» **DATA PROVIDED**:
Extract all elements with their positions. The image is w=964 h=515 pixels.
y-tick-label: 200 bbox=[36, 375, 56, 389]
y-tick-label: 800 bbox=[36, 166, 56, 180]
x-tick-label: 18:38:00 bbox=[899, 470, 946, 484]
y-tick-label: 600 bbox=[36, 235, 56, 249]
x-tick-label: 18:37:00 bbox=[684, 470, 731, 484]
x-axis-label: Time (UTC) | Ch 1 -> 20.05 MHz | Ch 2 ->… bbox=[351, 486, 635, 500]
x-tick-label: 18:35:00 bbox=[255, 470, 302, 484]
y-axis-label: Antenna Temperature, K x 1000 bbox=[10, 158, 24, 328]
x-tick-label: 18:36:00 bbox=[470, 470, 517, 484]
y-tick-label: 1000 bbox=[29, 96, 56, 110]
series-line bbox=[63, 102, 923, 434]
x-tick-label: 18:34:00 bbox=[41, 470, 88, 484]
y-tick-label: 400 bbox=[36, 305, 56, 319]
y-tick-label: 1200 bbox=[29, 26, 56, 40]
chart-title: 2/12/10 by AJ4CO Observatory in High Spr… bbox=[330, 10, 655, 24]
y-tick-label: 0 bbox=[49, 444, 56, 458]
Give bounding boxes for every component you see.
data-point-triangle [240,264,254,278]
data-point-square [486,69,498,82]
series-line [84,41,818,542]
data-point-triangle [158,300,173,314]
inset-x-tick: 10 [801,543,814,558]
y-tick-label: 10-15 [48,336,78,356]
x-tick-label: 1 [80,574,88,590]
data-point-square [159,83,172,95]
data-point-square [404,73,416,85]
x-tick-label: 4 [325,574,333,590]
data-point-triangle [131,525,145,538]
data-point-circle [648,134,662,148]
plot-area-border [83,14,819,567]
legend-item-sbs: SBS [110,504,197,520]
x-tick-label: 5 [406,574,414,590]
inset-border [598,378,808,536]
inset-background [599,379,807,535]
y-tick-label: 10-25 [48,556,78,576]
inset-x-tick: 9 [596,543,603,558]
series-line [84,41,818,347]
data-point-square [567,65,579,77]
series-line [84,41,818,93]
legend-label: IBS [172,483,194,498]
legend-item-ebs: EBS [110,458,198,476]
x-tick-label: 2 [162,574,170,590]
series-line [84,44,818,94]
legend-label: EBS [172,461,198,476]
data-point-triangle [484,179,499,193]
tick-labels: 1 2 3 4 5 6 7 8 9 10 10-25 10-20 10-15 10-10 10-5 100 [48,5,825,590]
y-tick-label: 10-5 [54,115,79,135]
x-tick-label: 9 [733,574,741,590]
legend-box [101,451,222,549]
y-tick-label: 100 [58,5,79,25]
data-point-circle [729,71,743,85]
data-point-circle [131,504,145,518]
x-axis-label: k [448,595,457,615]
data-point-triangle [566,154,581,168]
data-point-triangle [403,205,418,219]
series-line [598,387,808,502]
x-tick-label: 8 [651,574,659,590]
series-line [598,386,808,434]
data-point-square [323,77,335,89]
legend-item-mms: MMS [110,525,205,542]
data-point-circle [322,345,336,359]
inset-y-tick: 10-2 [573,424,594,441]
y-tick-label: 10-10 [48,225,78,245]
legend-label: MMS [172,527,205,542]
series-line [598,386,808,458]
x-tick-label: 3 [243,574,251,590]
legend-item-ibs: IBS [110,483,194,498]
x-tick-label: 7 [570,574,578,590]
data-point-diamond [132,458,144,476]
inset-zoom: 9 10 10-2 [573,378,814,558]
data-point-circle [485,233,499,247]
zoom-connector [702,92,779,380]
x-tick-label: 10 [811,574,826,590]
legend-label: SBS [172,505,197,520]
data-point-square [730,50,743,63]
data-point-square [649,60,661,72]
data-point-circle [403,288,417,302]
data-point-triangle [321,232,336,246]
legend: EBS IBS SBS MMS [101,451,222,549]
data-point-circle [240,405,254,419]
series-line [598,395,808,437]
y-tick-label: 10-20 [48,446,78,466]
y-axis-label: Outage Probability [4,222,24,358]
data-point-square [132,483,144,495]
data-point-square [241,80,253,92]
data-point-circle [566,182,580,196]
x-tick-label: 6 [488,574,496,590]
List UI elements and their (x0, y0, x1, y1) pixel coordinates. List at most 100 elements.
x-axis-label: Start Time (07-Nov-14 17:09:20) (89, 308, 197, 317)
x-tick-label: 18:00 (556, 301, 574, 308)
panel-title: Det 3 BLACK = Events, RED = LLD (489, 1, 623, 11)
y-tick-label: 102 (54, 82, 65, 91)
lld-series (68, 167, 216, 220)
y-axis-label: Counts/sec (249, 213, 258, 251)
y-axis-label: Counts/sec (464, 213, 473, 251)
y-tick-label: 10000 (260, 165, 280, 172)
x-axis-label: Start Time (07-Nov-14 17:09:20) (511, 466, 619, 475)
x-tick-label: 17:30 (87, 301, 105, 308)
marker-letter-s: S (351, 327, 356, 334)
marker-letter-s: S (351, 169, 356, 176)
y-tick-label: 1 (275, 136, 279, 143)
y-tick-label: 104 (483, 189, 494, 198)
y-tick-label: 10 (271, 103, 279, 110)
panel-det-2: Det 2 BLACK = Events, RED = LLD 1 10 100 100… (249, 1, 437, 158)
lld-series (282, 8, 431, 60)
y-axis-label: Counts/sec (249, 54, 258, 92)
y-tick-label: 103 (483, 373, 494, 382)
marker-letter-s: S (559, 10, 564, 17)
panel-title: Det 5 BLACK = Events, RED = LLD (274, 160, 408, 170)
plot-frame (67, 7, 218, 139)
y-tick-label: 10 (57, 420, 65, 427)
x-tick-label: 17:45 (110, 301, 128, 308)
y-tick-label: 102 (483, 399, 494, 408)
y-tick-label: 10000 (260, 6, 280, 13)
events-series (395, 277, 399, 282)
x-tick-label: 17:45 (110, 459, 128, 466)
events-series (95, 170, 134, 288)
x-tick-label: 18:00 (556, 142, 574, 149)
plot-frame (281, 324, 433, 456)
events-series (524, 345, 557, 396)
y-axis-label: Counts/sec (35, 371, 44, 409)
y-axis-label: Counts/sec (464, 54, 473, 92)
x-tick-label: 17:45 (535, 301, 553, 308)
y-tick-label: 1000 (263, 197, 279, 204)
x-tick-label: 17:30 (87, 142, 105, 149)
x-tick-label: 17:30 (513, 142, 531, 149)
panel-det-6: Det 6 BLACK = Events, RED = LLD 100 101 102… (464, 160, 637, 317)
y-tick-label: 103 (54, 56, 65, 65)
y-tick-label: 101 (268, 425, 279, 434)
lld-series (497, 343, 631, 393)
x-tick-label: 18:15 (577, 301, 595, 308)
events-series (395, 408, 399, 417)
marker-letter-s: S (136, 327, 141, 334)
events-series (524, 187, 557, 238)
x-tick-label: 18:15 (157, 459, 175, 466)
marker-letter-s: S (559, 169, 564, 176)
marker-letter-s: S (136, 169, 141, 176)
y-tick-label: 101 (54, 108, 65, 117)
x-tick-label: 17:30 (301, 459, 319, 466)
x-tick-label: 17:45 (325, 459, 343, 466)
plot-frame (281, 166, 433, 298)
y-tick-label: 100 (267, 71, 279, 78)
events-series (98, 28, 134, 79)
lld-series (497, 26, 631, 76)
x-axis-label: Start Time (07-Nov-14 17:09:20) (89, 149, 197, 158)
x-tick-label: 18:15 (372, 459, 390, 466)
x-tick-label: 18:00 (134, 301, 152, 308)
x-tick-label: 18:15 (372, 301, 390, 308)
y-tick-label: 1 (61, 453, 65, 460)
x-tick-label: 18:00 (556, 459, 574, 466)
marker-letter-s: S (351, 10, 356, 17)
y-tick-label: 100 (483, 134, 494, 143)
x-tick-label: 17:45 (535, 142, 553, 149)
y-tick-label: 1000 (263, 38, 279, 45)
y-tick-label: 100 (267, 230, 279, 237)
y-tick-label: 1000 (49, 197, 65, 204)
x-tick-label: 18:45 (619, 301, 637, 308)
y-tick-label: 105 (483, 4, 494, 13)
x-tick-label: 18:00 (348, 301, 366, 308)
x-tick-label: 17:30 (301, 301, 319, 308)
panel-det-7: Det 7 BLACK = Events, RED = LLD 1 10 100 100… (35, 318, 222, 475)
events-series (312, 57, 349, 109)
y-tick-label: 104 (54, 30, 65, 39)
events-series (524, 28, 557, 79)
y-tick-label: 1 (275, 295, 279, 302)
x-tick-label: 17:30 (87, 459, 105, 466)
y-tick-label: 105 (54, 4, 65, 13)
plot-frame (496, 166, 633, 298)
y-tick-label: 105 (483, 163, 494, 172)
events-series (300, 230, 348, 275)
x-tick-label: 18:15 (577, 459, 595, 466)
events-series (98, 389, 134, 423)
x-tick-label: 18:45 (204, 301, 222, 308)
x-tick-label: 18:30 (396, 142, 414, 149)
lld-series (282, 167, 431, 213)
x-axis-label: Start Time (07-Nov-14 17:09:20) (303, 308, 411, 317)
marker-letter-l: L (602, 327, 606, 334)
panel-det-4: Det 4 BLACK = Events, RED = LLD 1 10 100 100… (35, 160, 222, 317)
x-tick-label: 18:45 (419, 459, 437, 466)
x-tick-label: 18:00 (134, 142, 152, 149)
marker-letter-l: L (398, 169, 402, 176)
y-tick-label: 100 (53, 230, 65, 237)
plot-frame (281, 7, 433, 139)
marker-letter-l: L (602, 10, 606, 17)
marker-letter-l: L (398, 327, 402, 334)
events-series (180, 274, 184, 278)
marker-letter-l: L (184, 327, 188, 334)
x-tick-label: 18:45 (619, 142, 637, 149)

» **TASK GOAL**: Swap "legend-label" for "legend-text" in the stretch from the start of the records through the line containing "data-point-triangle [403,205,418,219]", and write out only those lines again with everything else unchanged.

» **WRITTEN REPLY**:
Extract all elements with their positions. The image is w=964 h=515 pixels.
y-tick-label: 200 bbox=[36, 375, 56, 389]
y-tick-label: 800 bbox=[36, 166, 56, 180]
x-tick-label: 18:38:00 bbox=[899, 470, 946, 484]
y-tick-label: 600 bbox=[36, 235, 56, 249]
x-tick-label: 18:37:00 bbox=[684, 470, 731, 484]
x-axis-label: Time (UTC) | Ch 1 -> 20.05 MHz | Ch 2 ->… bbox=[351, 486, 635, 500]
x-tick-label: 18:35:00 bbox=[255, 470, 302, 484]
y-axis-label: Antenna Temperature, K x 1000 bbox=[10, 158, 24, 328]
x-tick-label: 18:36:00 bbox=[470, 470, 517, 484]
y-tick-label: 1000 bbox=[29, 96, 56, 110]
series-line bbox=[63, 102, 923, 434]
x-tick-label: 18:34:00 bbox=[41, 470, 88, 484]
y-tick-label: 400 bbox=[36, 305, 56, 319]
y-tick-label: 1200 bbox=[29, 26, 56, 40]
chart-title: 2/12/10 by AJ4CO Observatory in High Spr… bbox=[330, 10, 655, 24]
y-tick-label: 0 bbox=[49, 444, 56, 458]
Give bounding boxes for every component you see.
data-point-triangle [240,264,254,278]
data-point-square [486,69,498,82]
series-line [84,41,818,542]
data-point-triangle [158,300,173,314]
inset-x-tick: 10 [801,543,814,558]
y-tick-label: 10-15 [48,336,78,356]
x-tick-label: 1 [80,574,88,590]
data-point-square [159,83,172,95]
data-point-square [404,73,416,85]
x-tick-label: 4 [325,574,333,590]
data-point-triangle [131,525,145,538]
data-point-circle [648,134,662,148]
plot-area-border [83,14,819,567]
legend-item-sbs: SBS [110,504,197,520]
x-tick-label: 5 [406,574,414,590]
inset-border [598,378,808,536]
inset-background [599,379,807,535]
y-tick-label: 10-25 [48,556,78,576]
inset-x-tick: 9 [596,543,603,558]
series-line [84,41,818,347]
data-point-square [567,65,579,77]
series-line [84,41,818,93]
legend-text: IBS [172,483,194,498]
legend-item-ebs: EBS [110,458,198,476]
x-tick-label: 2 [162,574,170,590]
series-line [84,44,818,94]
legend-text: EBS [172,461,198,476]
data-point-triangle [484,179,499,193]
tick-labels: 1 2 3 4 5 6 7 8 9 10 10-25 10-20 10-15 10-10 10-5 100 [48,5,825,590]
y-tick-label: 10-5 [54,115,79,135]
x-tick-label: 9 [733,574,741,590]
legend-box [101,451,222,549]
y-tick-label: 100 [58,5,79,25]
data-point-circle [729,71,743,85]
data-point-circle [131,504,145,518]
x-axis-label: k [448,595,457,615]
data-point-triangle [566,154,581,168]
data-point-triangle [403,205,418,219]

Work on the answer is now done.